- _Given passage_
Sabrina Assoumou, MD, MPH, was installed as the inaugural Louis W. Sullivan, MD, Professor of Medicine in a ceremony held Sept. 29. Colleagues, friends and family gathered in person and virtually to witness the installation and celebrate her contributions to the field of medicine.
The installation was held in conjunction with a Race and Medicine symposium.
Assoumou, an assistant professor of medicine at BUSM as well as an attending physician in the section of infectious diseases at Boston Medical Center (BMC), is a clinician-investigator who cares for human immunodeficiency virus (HIV)-infected patients at BMC’s Centers for Infectious Diseases. Assoumou’s research focuses on medical complications of substance use, including HIV and Hepatitis C virus (HCV).
This professorship honors Louis W. Sullivan, MD, former secretary of the United States Department of Health and Human Services and president of Morehouse School of Medicine. In 1966, he became the co-director of hematology at Boston University Medical Center and founded the Boston University Hematology Service at Boston City Hospital one year later. Sullivan remained at Boston University until 1975, holding positions as assistant, associate and professor of medicine.
David Coleman, MD, FACP, Wade Professor and chair of Medicine, highlighted Assoumou’s achievements in medicine and emphasized the significance of professorship installations.
“Today we celebrate the establishment of a new professorship. We do so as part of a number of efforts to concretely and specifically value the need to become a more diverse and just profession, institution and department,” he said.
Two guest speakers joined the installation to share remarks on Sullivan and Assoumou’s transformative work. Edgar Smith, PhD, BUSM professor of biochemistry, spoke first about Sullivan’s legacy.
“It is with a great sense of pride that I accept the honor and the challenge of introducing my friend and former colleague, Dr. Louis W. Sullivan,” Smith said. “The honor derives from a relationship spanning a period of more than 50 years. The challenge stems from an attempt to do justice to his enormous list of accomplishments.”
Smith detailed Sullivan’s long and impressive career journey, from becoming a BUSM professor to establishing the Office of Research and Minority Health (now the National Institute of Minority Health and Disparities) at the National Institutes of Health and organizing the Sullivan Alliance in 2005 to increase diversity and transform health professions education.
“Won’t you please join me in welcoming my friend, a true hero of American medicine, and an untiring warrior for health equity,” Smith concluded.
Sullivan then remarked on his experience moving to Boston for medical school. He mentioned his excitement at the learning opportunities before him, as well as his trepidation for his first time living in a non-segregated environment.
He said that luckily his classmates were welcoming, the faculty members were supportive and he was able to immerse himself in the rich history of medicine in Boston.
Next, Benjamin Linas, MD, MPH, professor of medicine/infectious diseases, discussed Assoumou’s passion and positivity as her mentor and colleague.
“As you know, mentoring is a two-way street, and you inspire me in all you do,” he said.
Assoumou then thanked her supporters and shared the many lessons she has learned along her career journey. These lessons spanned from finding your passion to honing your craft and appreciating what you have.
Her father, who tuned in over Zoom from Abidjan, West Africa, then praised his daughter and all she has achieved.
“The whole extended family is proud of you. The village is proud of you. Keep up the excellent work,” he said.

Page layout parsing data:
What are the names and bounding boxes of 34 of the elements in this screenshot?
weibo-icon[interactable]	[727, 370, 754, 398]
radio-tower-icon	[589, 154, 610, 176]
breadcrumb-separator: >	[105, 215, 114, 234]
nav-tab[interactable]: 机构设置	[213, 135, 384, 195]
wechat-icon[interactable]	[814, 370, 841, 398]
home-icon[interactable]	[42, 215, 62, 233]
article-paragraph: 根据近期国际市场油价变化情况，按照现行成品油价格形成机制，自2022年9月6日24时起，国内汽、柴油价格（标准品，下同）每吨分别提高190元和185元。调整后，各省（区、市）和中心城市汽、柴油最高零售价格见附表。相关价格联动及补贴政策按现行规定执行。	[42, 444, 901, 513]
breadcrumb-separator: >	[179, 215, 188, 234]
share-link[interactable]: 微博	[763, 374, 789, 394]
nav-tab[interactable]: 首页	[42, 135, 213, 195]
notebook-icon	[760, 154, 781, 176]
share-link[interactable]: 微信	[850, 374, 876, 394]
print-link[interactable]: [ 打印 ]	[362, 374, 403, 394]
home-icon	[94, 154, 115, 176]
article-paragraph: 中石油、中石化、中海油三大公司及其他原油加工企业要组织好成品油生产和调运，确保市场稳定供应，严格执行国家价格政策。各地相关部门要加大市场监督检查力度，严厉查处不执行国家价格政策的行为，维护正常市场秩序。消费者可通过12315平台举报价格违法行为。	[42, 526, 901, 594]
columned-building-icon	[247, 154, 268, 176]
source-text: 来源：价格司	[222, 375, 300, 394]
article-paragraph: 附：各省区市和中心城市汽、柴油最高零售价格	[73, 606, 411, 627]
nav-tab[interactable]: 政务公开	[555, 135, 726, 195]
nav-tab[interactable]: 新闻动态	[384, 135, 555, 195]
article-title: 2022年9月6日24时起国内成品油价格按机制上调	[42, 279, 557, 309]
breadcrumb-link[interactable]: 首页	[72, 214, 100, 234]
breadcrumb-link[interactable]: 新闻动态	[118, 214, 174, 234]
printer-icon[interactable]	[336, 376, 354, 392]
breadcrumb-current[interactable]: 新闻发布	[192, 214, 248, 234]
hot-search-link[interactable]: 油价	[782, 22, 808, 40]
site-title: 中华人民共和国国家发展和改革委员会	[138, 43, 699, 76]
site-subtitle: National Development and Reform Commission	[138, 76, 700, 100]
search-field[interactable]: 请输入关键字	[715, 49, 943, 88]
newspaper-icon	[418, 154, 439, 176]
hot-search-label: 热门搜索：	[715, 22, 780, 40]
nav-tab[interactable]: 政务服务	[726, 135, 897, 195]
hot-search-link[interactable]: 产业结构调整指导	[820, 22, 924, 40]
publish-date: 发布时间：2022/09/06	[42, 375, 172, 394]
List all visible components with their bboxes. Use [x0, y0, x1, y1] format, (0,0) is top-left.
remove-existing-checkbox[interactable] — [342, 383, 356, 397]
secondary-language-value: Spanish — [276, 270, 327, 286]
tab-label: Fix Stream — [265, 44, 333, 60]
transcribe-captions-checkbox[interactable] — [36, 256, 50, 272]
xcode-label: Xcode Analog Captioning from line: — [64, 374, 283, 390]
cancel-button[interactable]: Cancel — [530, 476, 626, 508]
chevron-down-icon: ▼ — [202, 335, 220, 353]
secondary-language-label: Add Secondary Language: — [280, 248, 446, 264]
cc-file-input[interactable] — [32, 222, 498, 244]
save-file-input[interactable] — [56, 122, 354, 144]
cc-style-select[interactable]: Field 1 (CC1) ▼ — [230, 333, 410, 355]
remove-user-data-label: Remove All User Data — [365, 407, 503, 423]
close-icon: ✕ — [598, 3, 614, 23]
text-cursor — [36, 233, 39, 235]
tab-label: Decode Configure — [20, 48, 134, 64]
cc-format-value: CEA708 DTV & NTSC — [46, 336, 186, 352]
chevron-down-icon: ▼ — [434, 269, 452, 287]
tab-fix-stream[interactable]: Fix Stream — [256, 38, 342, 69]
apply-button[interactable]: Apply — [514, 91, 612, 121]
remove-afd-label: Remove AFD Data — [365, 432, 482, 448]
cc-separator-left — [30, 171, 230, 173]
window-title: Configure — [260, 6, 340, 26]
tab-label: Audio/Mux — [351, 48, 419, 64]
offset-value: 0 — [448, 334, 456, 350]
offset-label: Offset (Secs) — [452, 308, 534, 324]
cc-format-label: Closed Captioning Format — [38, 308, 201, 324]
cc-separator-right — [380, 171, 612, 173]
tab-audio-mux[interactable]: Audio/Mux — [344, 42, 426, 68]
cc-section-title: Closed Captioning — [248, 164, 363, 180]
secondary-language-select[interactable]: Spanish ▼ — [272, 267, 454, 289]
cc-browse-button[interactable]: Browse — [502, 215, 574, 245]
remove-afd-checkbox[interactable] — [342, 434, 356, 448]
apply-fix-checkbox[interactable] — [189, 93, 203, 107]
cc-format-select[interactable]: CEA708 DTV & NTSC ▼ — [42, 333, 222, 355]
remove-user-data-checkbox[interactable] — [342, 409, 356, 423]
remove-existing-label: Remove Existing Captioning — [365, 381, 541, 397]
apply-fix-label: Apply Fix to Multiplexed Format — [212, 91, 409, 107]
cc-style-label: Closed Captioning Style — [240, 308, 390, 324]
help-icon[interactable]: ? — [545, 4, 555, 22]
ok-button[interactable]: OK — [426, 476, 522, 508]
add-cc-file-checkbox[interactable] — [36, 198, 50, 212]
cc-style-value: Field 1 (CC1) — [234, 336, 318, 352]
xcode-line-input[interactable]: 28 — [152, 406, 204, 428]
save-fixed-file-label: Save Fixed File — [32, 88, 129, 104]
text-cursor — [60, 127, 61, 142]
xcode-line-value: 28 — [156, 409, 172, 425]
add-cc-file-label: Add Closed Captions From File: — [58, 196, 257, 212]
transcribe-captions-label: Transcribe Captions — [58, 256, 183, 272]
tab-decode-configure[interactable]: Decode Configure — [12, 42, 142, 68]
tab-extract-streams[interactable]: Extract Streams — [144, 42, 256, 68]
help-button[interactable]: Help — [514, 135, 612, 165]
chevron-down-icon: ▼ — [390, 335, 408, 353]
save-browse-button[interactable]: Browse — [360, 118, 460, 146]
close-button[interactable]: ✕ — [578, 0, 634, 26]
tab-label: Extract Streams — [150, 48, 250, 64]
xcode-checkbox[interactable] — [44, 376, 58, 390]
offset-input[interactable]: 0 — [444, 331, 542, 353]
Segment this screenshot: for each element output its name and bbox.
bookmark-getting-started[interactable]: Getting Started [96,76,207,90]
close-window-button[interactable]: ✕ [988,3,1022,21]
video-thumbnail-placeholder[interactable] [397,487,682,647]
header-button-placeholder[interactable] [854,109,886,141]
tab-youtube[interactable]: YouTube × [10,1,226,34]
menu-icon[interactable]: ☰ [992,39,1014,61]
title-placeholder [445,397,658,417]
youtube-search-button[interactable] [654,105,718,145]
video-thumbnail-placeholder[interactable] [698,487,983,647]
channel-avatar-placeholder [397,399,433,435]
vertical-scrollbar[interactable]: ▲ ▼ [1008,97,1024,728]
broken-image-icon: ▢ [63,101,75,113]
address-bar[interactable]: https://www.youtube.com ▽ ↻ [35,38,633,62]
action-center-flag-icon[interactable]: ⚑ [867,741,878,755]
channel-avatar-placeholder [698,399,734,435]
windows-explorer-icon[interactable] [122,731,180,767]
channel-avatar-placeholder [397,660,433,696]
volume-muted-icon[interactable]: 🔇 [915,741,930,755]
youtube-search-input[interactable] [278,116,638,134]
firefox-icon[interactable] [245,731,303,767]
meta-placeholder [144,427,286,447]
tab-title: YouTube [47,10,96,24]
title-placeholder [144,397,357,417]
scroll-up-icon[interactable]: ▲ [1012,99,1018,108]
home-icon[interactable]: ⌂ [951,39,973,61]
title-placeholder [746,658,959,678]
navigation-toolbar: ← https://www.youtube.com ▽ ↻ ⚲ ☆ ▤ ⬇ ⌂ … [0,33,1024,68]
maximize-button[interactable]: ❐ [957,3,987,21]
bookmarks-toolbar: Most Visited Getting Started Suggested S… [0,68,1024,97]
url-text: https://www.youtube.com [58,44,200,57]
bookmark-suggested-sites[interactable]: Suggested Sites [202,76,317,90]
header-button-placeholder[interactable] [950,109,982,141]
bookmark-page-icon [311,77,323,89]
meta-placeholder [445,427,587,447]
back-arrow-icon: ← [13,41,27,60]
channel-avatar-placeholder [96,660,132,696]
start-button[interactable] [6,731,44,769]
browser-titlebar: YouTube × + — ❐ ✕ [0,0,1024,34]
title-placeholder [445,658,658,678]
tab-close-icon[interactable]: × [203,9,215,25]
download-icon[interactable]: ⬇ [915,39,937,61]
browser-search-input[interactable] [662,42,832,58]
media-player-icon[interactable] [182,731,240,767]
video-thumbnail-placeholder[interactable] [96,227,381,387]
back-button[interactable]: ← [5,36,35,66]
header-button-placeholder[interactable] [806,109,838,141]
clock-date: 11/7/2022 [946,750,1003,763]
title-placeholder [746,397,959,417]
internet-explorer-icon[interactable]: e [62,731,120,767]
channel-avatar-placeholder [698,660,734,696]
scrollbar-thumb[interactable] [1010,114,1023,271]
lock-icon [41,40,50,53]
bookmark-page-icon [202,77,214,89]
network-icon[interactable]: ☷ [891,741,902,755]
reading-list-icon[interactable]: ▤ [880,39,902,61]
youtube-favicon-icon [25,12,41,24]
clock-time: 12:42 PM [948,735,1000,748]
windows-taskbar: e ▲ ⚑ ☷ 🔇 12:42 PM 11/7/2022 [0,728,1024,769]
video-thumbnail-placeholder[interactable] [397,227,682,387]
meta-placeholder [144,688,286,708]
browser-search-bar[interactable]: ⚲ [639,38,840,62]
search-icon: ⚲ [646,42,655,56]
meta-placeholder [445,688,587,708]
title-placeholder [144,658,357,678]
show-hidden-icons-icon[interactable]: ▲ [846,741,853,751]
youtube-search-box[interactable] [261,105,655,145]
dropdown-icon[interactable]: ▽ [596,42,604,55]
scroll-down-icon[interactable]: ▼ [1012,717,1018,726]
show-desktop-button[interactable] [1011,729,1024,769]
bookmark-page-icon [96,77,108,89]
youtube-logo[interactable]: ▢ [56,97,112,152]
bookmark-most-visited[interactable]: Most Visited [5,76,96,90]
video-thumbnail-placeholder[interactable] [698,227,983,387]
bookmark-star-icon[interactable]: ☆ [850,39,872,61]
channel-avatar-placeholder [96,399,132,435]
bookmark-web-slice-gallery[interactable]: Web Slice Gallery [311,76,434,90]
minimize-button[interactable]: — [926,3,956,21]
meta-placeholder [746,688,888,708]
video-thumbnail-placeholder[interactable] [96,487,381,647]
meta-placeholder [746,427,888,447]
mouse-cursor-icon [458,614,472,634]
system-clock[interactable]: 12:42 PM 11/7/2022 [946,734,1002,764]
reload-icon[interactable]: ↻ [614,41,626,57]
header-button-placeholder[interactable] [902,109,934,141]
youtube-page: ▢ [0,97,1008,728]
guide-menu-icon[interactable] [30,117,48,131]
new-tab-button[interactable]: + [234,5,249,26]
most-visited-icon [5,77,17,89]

- _Your objective_
From the professorship installation article, copy out the text from "Two guest speakers" up to and including "health professions education.".

- _Exercise solution_
Two guest speakers joined the installation to share remarks on Sullivan and Assoumou’s transformative work. Edgar Smith, PhD, BUSM professor of biochemistry, spoke first about Sullivan’s legacy.
“It is with a great sense of pride that I accept the honor and the challenge of introducing my friend and former colleague, Dr. Louis W. Sullivan,” Smith said. “The honor derives from a relationship spanning a period of more than 50 years. The challenge stems from an attempt to do justice to his enormous list of accomplishments.”
Smith detailed Sullivan’s long and impressive career journey, from becoming a BUSM professor to establishing the Office of Research and Minority Health (now the National Institute of Minority Health and Disparities) at the National Institutes of Health and organizing the Sullivan Alliance in 2005 to increase diversity and transform health professions education.